**What the task asks**
Write out all lines holding the word "Pythagorean".

-- start of Dataset excerpts --

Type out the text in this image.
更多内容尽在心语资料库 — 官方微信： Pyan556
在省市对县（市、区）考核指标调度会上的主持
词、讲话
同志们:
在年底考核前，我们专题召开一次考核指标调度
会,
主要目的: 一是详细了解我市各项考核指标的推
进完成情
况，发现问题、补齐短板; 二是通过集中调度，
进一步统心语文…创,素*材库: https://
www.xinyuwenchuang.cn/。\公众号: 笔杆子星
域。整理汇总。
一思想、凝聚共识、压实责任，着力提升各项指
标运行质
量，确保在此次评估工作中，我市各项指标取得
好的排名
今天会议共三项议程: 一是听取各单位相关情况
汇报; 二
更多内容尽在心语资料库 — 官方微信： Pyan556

-- end of Dataset excerpts --
-- start of Dataset excerpts --

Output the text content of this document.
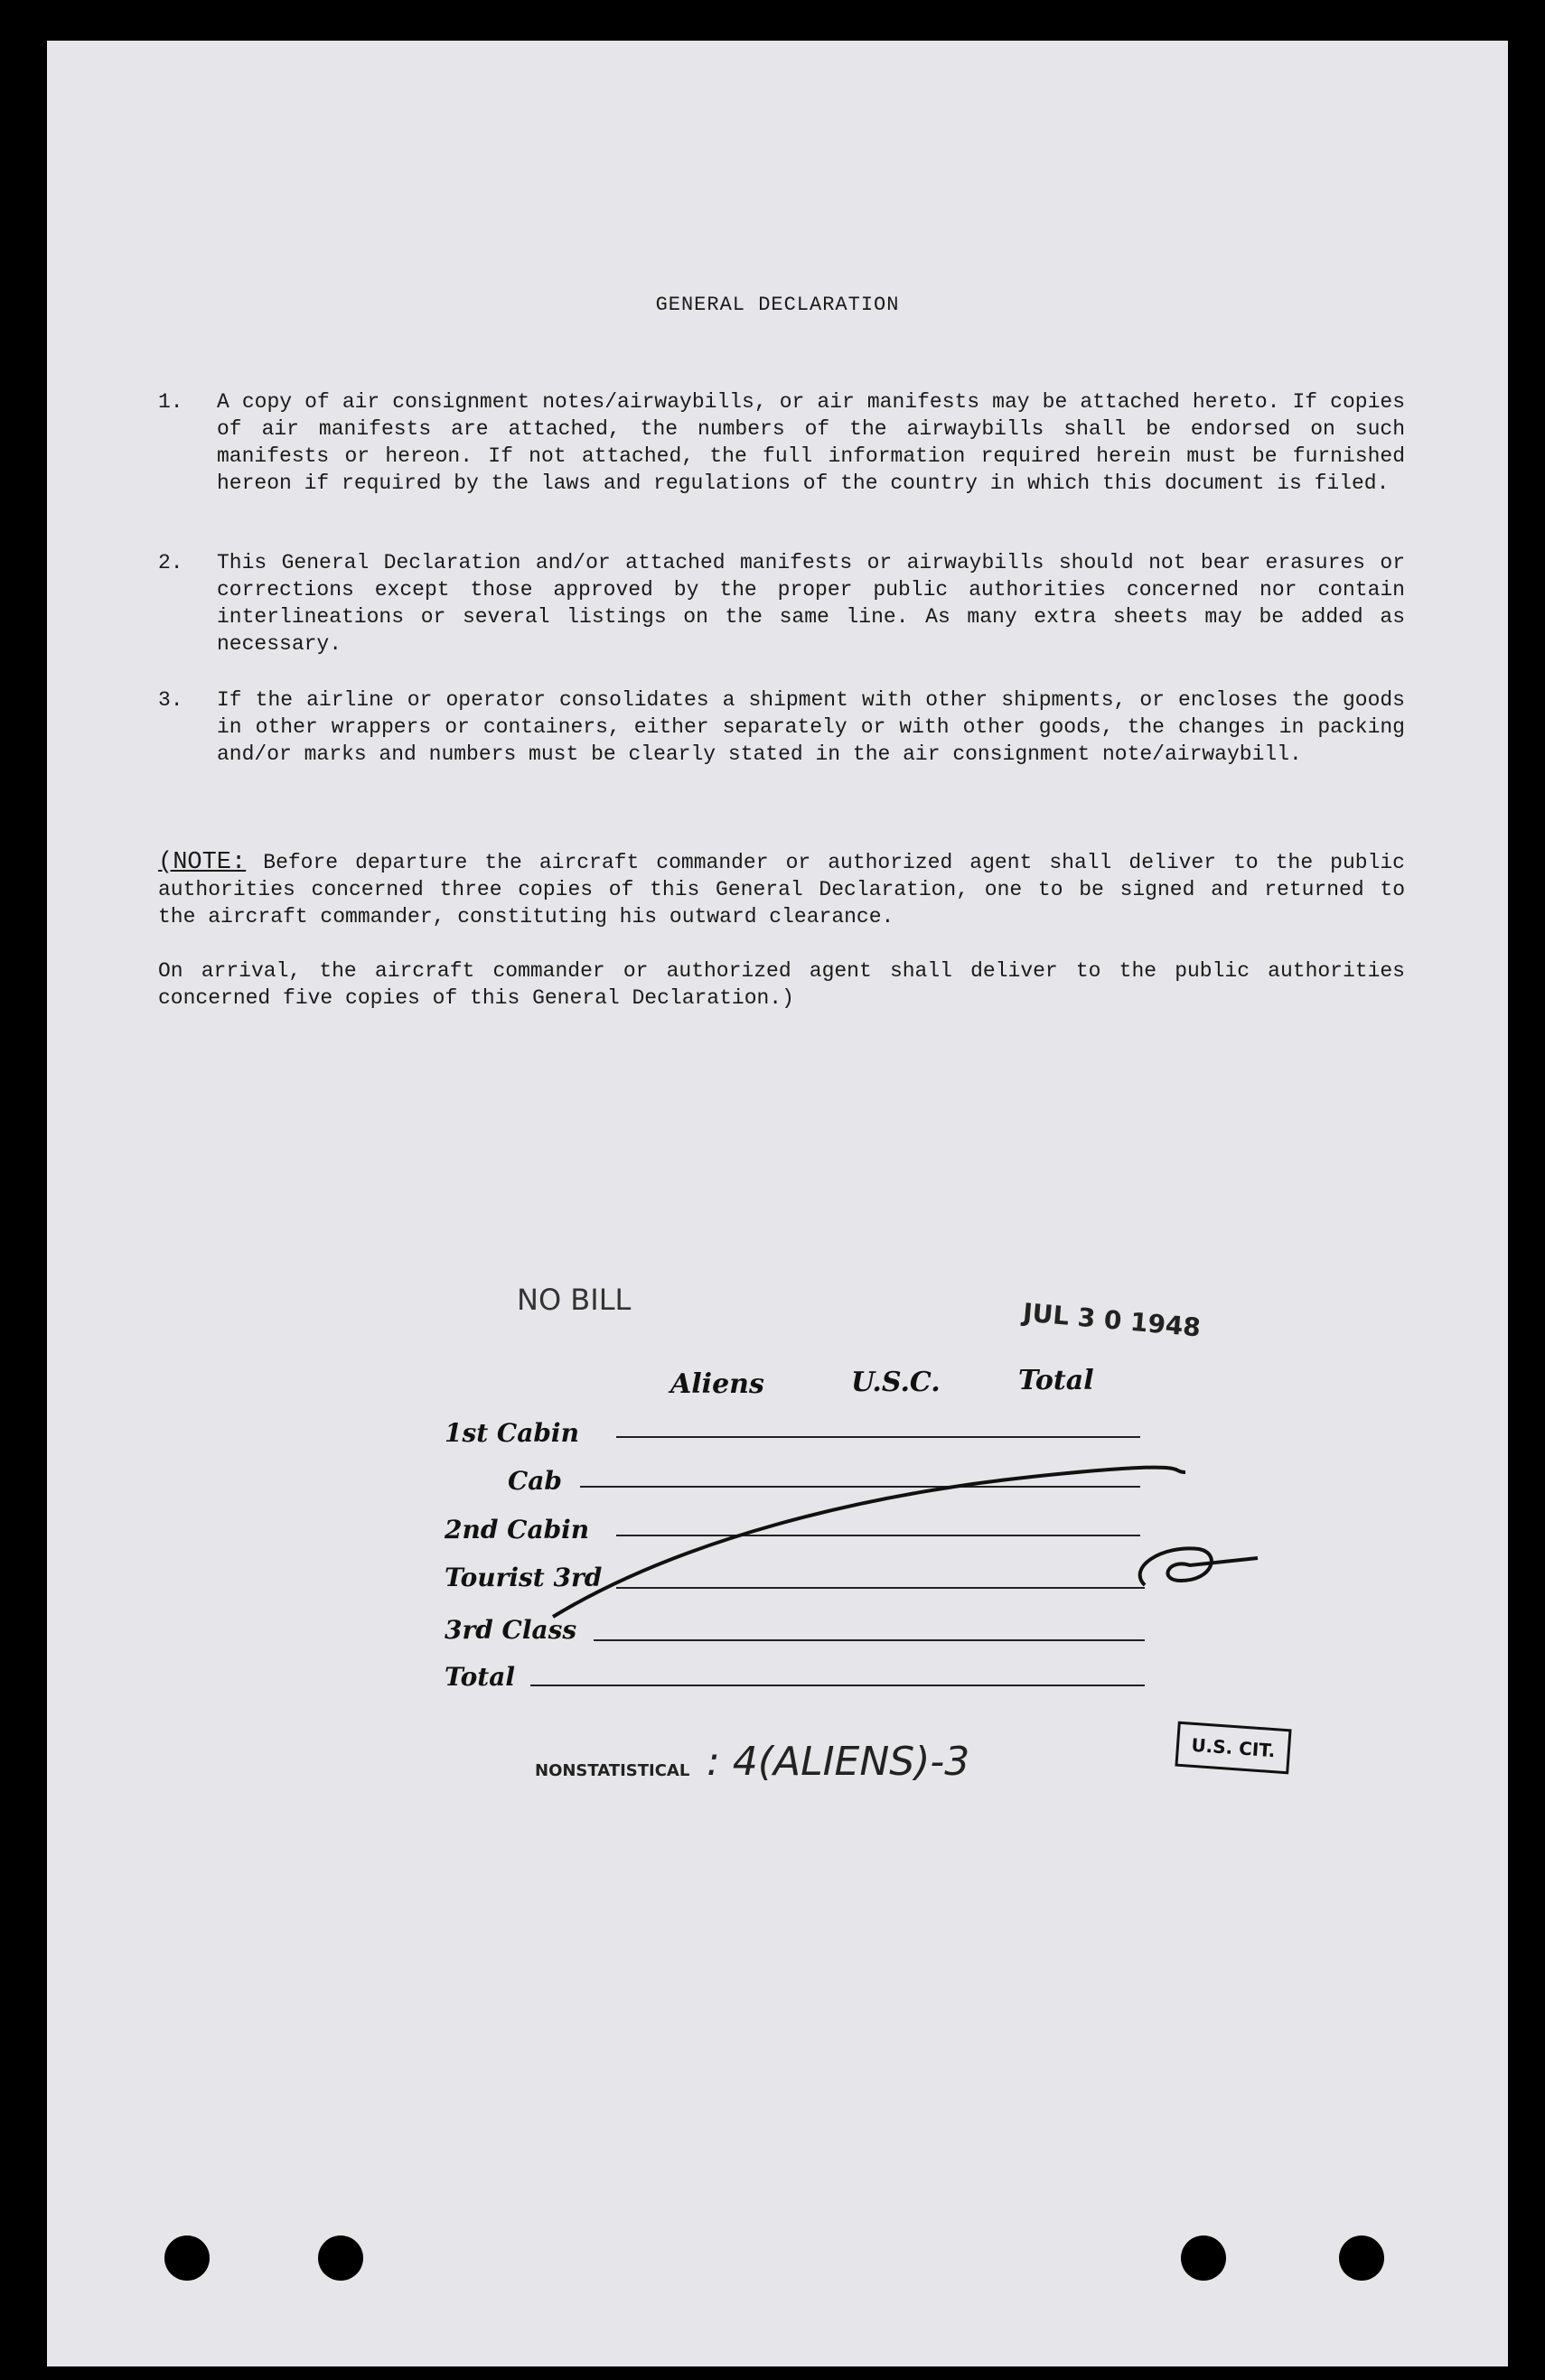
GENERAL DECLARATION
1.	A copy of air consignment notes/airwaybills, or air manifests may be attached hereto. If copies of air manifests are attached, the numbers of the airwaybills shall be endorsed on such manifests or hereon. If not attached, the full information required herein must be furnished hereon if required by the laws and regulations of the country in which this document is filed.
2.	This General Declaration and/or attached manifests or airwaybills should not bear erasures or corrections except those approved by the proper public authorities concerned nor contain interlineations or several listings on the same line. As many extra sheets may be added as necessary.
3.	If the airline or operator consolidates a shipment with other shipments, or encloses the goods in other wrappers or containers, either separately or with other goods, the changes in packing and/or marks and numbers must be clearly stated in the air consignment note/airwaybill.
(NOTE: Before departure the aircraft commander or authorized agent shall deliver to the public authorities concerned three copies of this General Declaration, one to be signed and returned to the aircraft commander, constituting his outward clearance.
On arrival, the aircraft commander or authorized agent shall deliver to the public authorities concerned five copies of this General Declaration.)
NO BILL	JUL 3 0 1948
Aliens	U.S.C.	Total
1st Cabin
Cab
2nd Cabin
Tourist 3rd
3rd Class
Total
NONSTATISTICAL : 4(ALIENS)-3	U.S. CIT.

-- end of Dataset excerpts --
-- start of Dataset excerpts --

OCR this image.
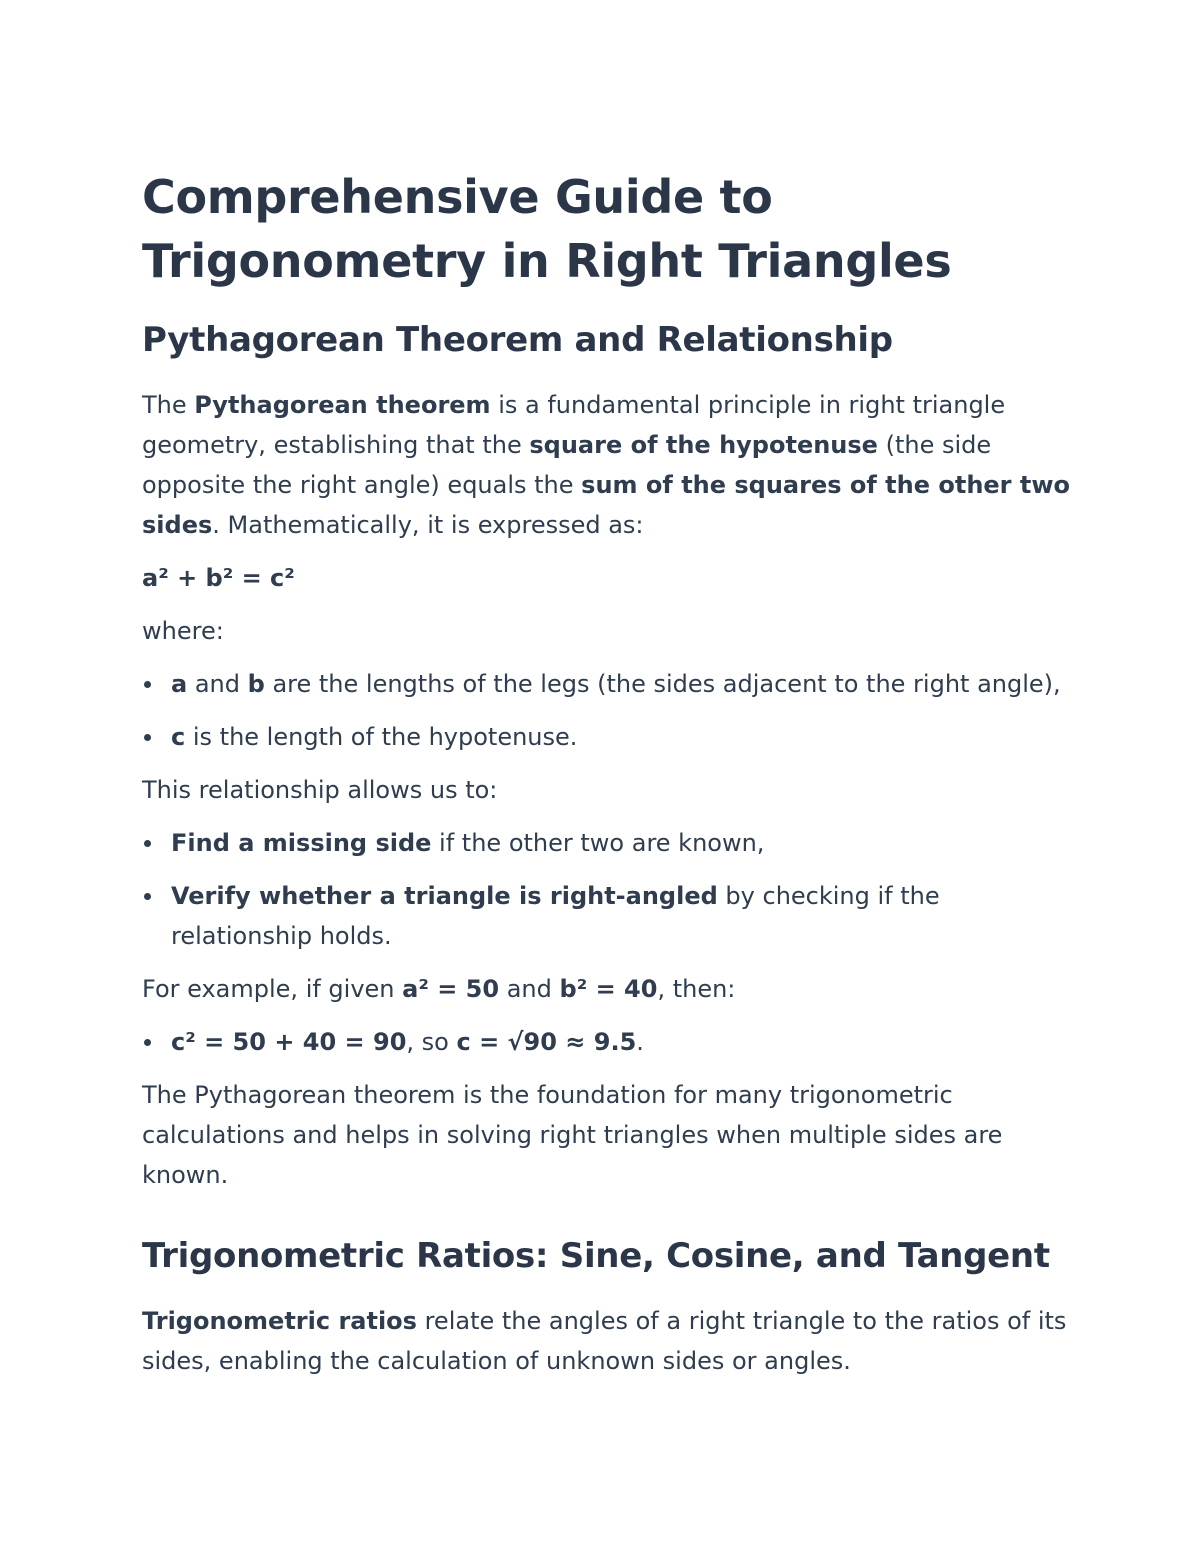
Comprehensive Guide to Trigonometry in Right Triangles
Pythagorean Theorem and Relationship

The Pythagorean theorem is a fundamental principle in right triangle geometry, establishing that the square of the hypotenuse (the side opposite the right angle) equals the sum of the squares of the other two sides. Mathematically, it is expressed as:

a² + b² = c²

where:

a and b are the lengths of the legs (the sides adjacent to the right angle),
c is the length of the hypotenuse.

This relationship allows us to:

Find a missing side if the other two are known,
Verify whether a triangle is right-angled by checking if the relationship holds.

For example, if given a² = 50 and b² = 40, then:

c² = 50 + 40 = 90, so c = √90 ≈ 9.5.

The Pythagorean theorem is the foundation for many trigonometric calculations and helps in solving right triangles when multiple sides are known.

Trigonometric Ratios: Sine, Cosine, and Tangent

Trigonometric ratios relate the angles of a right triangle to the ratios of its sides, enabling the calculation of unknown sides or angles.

-- end of Dataset excerpts --

**Exercise result**
Pythagorean Theorem and Relationship
The Pythagorean theorem is a fundamental principle in right triangle geometry, establishing that the square of the hypotenuse (the side opposite the right angle) equals the sum of the squares of the other two sides. Mathematically, it is expressed as:
The Pythagorean theorem is the foundation for many trigonometric calculations and helps in solving right triangles when multiple sides are known.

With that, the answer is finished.